• _Requirement_
Look through the entries and report how many lines include the word "Loitzschütz". Give the number alone.

• _Available data_

****************

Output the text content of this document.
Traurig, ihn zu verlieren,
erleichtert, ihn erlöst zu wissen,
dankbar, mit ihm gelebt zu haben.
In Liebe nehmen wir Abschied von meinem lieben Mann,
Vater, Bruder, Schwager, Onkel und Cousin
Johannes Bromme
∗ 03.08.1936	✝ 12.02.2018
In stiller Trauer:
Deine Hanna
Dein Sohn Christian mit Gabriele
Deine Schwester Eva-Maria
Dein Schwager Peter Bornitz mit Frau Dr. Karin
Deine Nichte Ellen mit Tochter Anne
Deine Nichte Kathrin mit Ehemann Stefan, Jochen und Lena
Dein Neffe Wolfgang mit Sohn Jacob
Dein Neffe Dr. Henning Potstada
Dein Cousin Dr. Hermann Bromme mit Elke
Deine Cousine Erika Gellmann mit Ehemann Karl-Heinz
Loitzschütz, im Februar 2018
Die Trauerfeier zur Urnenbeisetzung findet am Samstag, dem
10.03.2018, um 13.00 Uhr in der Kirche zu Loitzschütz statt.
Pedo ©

****************

• _Answer for the task_
2